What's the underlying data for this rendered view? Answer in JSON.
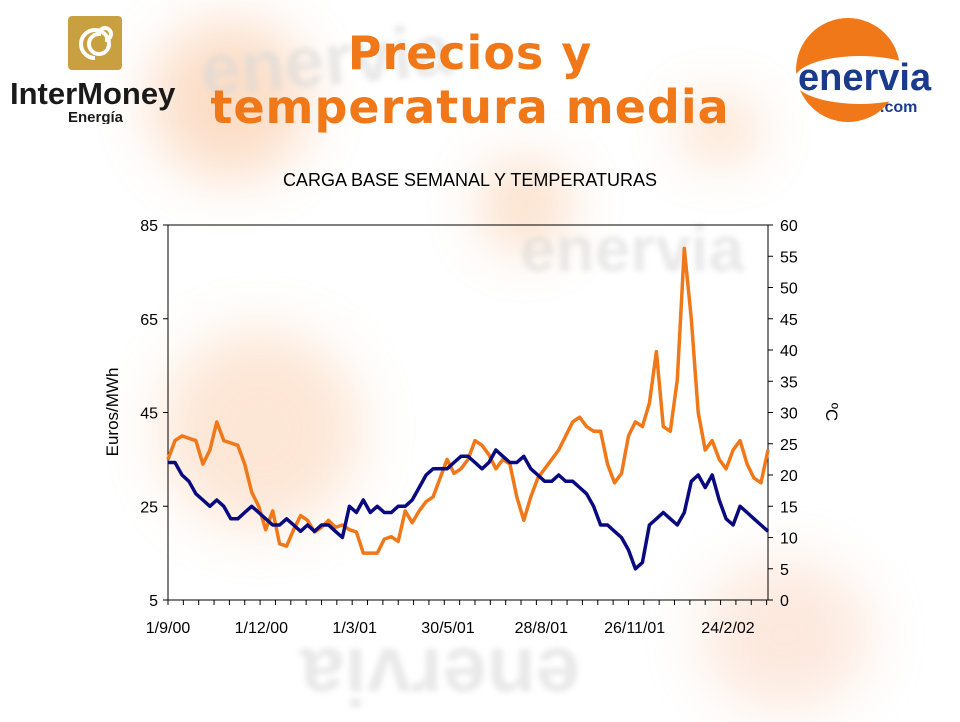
{
  "slide": {
    "title_line1": "Precios y",
    "title_line2": "temperatura media"
  },
  "logos": {
    "left": {
      "brand": "InterMoney",
      "sub": "Energía",
      "color": "#c8a040"
    },
    "right": {
      "brand": "enervia",
      "sub": ".com",
      "circle_color": "#f07818",
      "text_color": "#1a3a8c"
    }
  },
  "watermark": {
    "text": "enervia"
  },
  "chart_data": {
    "type": "line",
    "title": "CARGA BASE SEMANAL Y TEMPERATURAS",
    "ylabel_left": "Euros/MWh",
    "ylabel_right": "ºC",
    "ylim_left": [
      5,
      85
    ],
    "yticks_left": [
      5,
      25,
      45,
      65,
      85
    ],
    "ylim_right": [
      0,
      60
    ],
    "yticks_right": [
      0,
      5,
      10,
      15,
      20,
      25,
      30,
      35,
      40,
      45,
      50,
      55,
      60
    ],
    "xlabels": [
      "1/9/00",
      "1/12/00",
      "1/3/01",
      "30/5/01",
      "28/8/01",
      "26/11/01",
      "24/2/02"
    ],
    "grid": false,
    "series": [
      {
        "axis": "left",
        "color": "#f07818",
        "values": [
          35,
          39,
          40,
          39.5,
          39,
          34,
          37,
          43,
          39,
          38.5,
          38,
          34,
          28,
          25,
          20,
          24,
          17,
          16.5,
          20,
          23,
          22,
          19.5,
          20.5,
          22,
          20.5,
          21,
          20,
          19.5,
          15,
          15,
          15,
          18,
          18.5,
          17.5,
          24,
          21.5,
          24,
          26,
          27,
          31,
          35,
          32,
          33,
          35,
          39,
          38,
          36,
          33,
          35,
          34,
          27,
          22,
          27,
          31,
          33,
          35,
          37,
          40,
          43,
          44,
          42,
          41,
          41,
          34,
          30,
          32,
          40,
          43,
          42,
          47,
          58,
          42,
          41,
          52,
          80,
          65,
          45,
          37,
          39,
          35,
          33,
          37,
          39,
          34,
          31,
          30,
          37
        ],
        "dates_note": ""
      },
      {
        "axis": "right",
        "color": "#0a0a80",
        "values": [
          22,
          22,
          20,
          19,
          17,
          16,
          15,
          16,
          15,
          13,
          13,
          14,
          15,
          14,
          13,
          12,
          12,
          13,
          12,
          11,
          12,
          11,
          12,
          12,
          11,
          10,
          15,
          14,
          16,
          14,
          15,
          14,
          14,
          15,
          15,
          16,
          18,
          20,
          21,
          21,
          21,
          22,
          23,
          23,
          22,
          21,
          22,
          24,
          23,
          22,
          22,
          23,
          21,
          20,
          19,
          19,
          20,
          19,
          19,
          18,
          17,
          15,
          12,
          12,
          11,
          10,
          8,
          5,
          6,
          12,
          13,
          14,
          13,
          12,
          14,
          19,
          20,
          18,
          20,
          16,
          13,
          12,
          15,
          14,
          13,
          12,
          11
        ]
      }
    ]
  }
}
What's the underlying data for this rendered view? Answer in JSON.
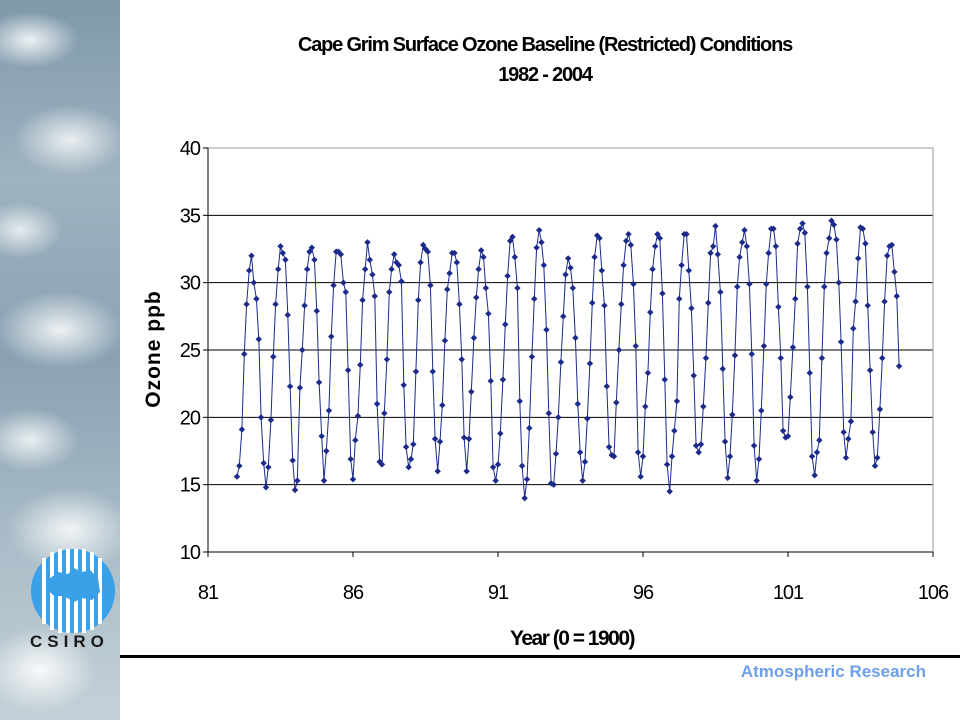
{
  "header": {
    "title_line1": "Cape Grim Surface Ozone Baseline (Restricted) Conditions",
    "title_line2": "1982 - 2004"
  },
  "logo": {
    "text": "CSIRO",
    "color": "#3aa0e8"
  },
  "footer": {
    "text": "Atmospheric Research",
    "color": "#6f9fe6"
  },
  "chart_data": {
    "type": "line",
    "title": "Cape Grim Surface Ozone Baseline (Restricted) Conditions 1982 - 2004",
    "xlabel": "Year (0 = 1900)",
    "ylabel": "Ozone ppb",
    "xlim": [
      81,
      106
    ],
    "ylim": [
      10,
      40
    ],
    "xticks": [
      81,
      86,
      91,
      96,
      101,
      106
    ],
    "yticks": [
      10,
      15,
      20,
      25,
      30,
      35,
      40
    ],
    "grid": "horizontal",
    "line_color": "#1c2a8a",
    "series": [
      {
        "x": [
          82.0,
          82.08,
          82.17,
          82.25,
          82.33,
          82.42,
          82.5,
          82.58,
          82.67,
          82.75,
          82.83,
          82.92,
          83.0,
          83.08,
          83.17,
          83.25,
          83.33,
          83.42,
          83.5,
          83.58,
          83.67,
          83.75,
          83.83,
          83.92,
          84.0,
          84.08,
          84.17,
          84.25,
          84.33,
          84.42,
          84.5,
          84.58,
          84.67,
          84.75,
          84.83,
          84.92,
          85.0,
          85.08,
          85.17,
          85.25,
          85.33,
          85.42,
          85.5,
          85.58,
          85.67,
          85.75,
          85.83,
          85.92,
          86.0,
          86.08,
          86.17,
          86.25,
          86.33,
          86.42,
          86.5,
          86.58,
          86.67,
          86.75,
          86.83,
          86.92,
          87.0,
          87.08,
          87.17,
          87.25,
          87.33,
          87.42,
          87.5,
          87.58,
          87.67,
          87.75,
          87.83,
          87.92,
          88.0,
          88.08,
          88.17,
          88.25,
          88.33,
          88.42,
          88.5,
          88.58,
          88.67,
          88.75,
          88.83,
          88.92,
          89.0,
          89.08,
          89.17,
          89.25,
          89.33,
          89.42,
          89.5,
          89.58,
          89.67,
          89.75,
          89.83,
          89.92,
          90.0,
          90.08,
          90.17,
          90.25,
          90.33,
          90.42,
          90.5,
          90.58,
          90.67,
          90.75,
          90.83,
          90.92,
          91.0,
          91.08,
          91.17,
          91.25,
          91.33,
          91.42,
          91.5,
          91.58,
          91.67,
          91.75,
          91.83,
          91.92,
          92.0,
          92.08,
          92.17,
          92.25,
          92.33,
          92.42,
          92.5,
          92.58,
          92.67,
          92.75,
          92.83,
          92.92,
          93.0,
          93.08,
          93.17,
          93.25,
          93.33,
          93.42,
          93.5,
          93.58,
          93.67,
          93.75,
          93.83,
          93.92,
          94.0,
          94.08,
          94.17,
          94.25,
          94.33,
          94.42,
          94.5,
          94.58,
          94.67,
          94.75,
          94.83,
          94.92,
          95.0,
          95.08,
          95.17,
          95.25,
          95.33,
          95.42,
          95.5,
          95.58,
          95.67,
          95.75,
          95.83,
          95.92,
          96.0,
          96.08,
          96.17,
          96.25,
          96.33,
          96.42,
          96.5,
          96.58,
          96.67,
          96.75,
          96.83,
          96.92,
          97.0,
          97.08,
          97.17,
          97.25,
          97.33,
          97.42,
          97.5,
          97.58,
          97.67,
          97.75,
          97.83,
          97.92,
          98.0,
          98.08,
          98.17,
          98.25,
          98.33,
          98.42,
          98.5,
          98.58,
          98.67,
          98.75,
          98.83,
          98.92,
          99.0,
          99.08,
          99.17,
          99.25,
          99.33,
          99.42,
          99.5,
          99.58,
          99.67,
          99.75,
          99.83,
          99.92,
          100.0,
          100.08,
          100.17,
          100.25,
          100.33,
          100.42,
          100.5,
          100.58,
          100.67,
          100.75,
          100.83,
          100.92,
          101.0,
          101.08,
          101.17,
          101.25,
          101.33,
          101.42,
          101.5,
          101.58,
          101.67,
          101.75,
          101.83,
          101.92,
          102.0,
          102.08,
          102.17,
          102.25,
          102.33,
          102.42,
          102.5,
          102.58,
          102.67,
          102.75,
          102.83,
          102.92,
          103.0,
          103.08,
          103.17,
          103.25,
          103.33,
          103.42,
          103.5,
          103.58,
          103.67,
          103.75,
          103.83,
          103.92,
          104.0,
          104.08,
          104.17,
          104.25,
          104.33,
          104.42,
          104.5,
          104.58,
          104.67,
          104.75,
          104.83
        ],
        "y": [
          15.6,
          16.4,
          19.1,
          24.7,
          28.4,
          30.9,
          32.0,
          30.0,
          28.8,
          25.8,
          20.0,
          16.6,
          14.8,
          16.3,
          19.8,
          24.5,
          28.4,
          31.0,
          32.7,
          32.2,
          31.7,
          27.6,
          22.3,
          16.8,
          14.6,
          15.3,
          22.2,
          25.0,
          28.3,
          31.0,
          32.3,
          32.6,
          31.7,
          27.9,
          22.6,
          18.6,
          15.3,
          17.5,
          20.5,
          26.0,
          29.8,
          32.3,
          32.3,
          32.1,
          30.0,
          29.3,
          23.5,
          16.9,
          15.4,
          18.3,
          20.1,
          23.9,
          28.7,
          31.0,
          33.0,
          31.7,
          30.6,
          29.0,
          21.0,
          16.7,
          16.5,
          20.3,
          24.3,
          29.3,
          31.0,
          32.1,
          31.5,
          31.3,
          30.1,
          22.4,
          17.8,
          16.3,
          16.9,
          18.0,
          23.4,
          28.7,
          31.5,
          32.8,
          32.5,
          32.3,
          29.8,
          23.4,
          18.4,
          16.0,
          18.2,
          20.9,
          25.7,
          29.5,
          30.7,
          32.2,
          32.2,
          31.5,
          28.4,
          24.3,
          18.5,
          16.0,
          18.4,
          21.9,
          25.9,
          28.9,
          31.0,
          32.4,
          31.9,
          29.6,
          27.7,
          22.7,
          16.3,
          15.3,
          16.5,
          18.8,
          22.8,
          26.9,
          30.5,
          33.1,
          33.4,
          31.9,
          29.6,
          21.2,
          16.4,
          14.0,
          15.4,
          19.2,
          24.5,
          28.8,
          32.6,
          33.9,
          33.0,
          31.3,
          26.5,
          20.3,
          15.1,
          15.0,
          17.3,
          20.0,
          24.1,
          27.5,
          30.6,
          31.8,
          31.1,
          29.6,
          25.9,
          21.0,
          17.4,
          15.3,
          16.7,
          19.9,
          24.0,
          28.5,
          31.9,
          33.5,
          33.3,
          30.9,
          28.3,
          22.3,
          17.8,
          17.2,
          17.1,
          21.1,
          25.0,
          28.4,
          31.3,
          33.1,
          33.6,
          32.8,
          29.9,
          25.3,
          17.4,
          15.6,
          17.1,
          20.8,
          23.3,
          27.8,
          31.0,
          32.7,
          33.6,
          33.3,
          29.2,
          22.8,
          16.5,
          14.5,
          17.1,
          19.0,
          21.2,
          28.8,
          31.3,
          33.6,
          33.6,
          30.9,
          28.1,
          23.1,
          17.9,
          17.4,
          18.0,
          20.8,
          24.4,
          28.5,
          32.2,
          32.7,
          34.2,
          32.1,
          29.3,
          23.6,
          18.2,
          15.5,
          17.1,
          20.2,
          24.6,
          29.7,
          31.9,
          33.0,
          33.9,
          32.7,
          29.9,
          24.7,
          17.9,
          15.3,
          16.9,
          20.5,
          25.3,
          29.9,
          32.2,
          34.0,
          34.0,
          32.7,
          28.2,
          24.4,
          19.0,
          18.5,
          18.6,
          21.5,
          25.2,
          28.8,
          32.9,
          34.0,
          34.4,
          33.7,
          29.7,
          23.3,
          17.1,
          15.7,
          17.4,
          18.3,
          24.4,
          29.7,
          32.2,
          33.3,
          34.6,
          34.3,
          33.2,
          30.0,
          25.6,
          18.9,
          17.0,
          18.4,
          19.7,
          26.6,
          28.6,
          31.8,
          34.1,
          34.0,
          32.9,
          28.3,
          23.5,
          18.9,
          16.4,
          17.0,
          20.6,
          24.4,
          28.6,
          32.0,
          32.7,
          32.8,
          30.8,
          29.0,
          23.8
        ]
      }
    ]
  }
}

§ Request
Identify each line of the material where the word "Ozone" shows up, and copy it.

§ Finished exercise
    "title_line1": "Cape Grim Surface Ozone Baseline (Restricted) Conditions",
    "title": "Cape Grim Surface Ozone Baseline (Restricted) Conditions 1982 - 2004",
    "ylabel": "Ozone ppb",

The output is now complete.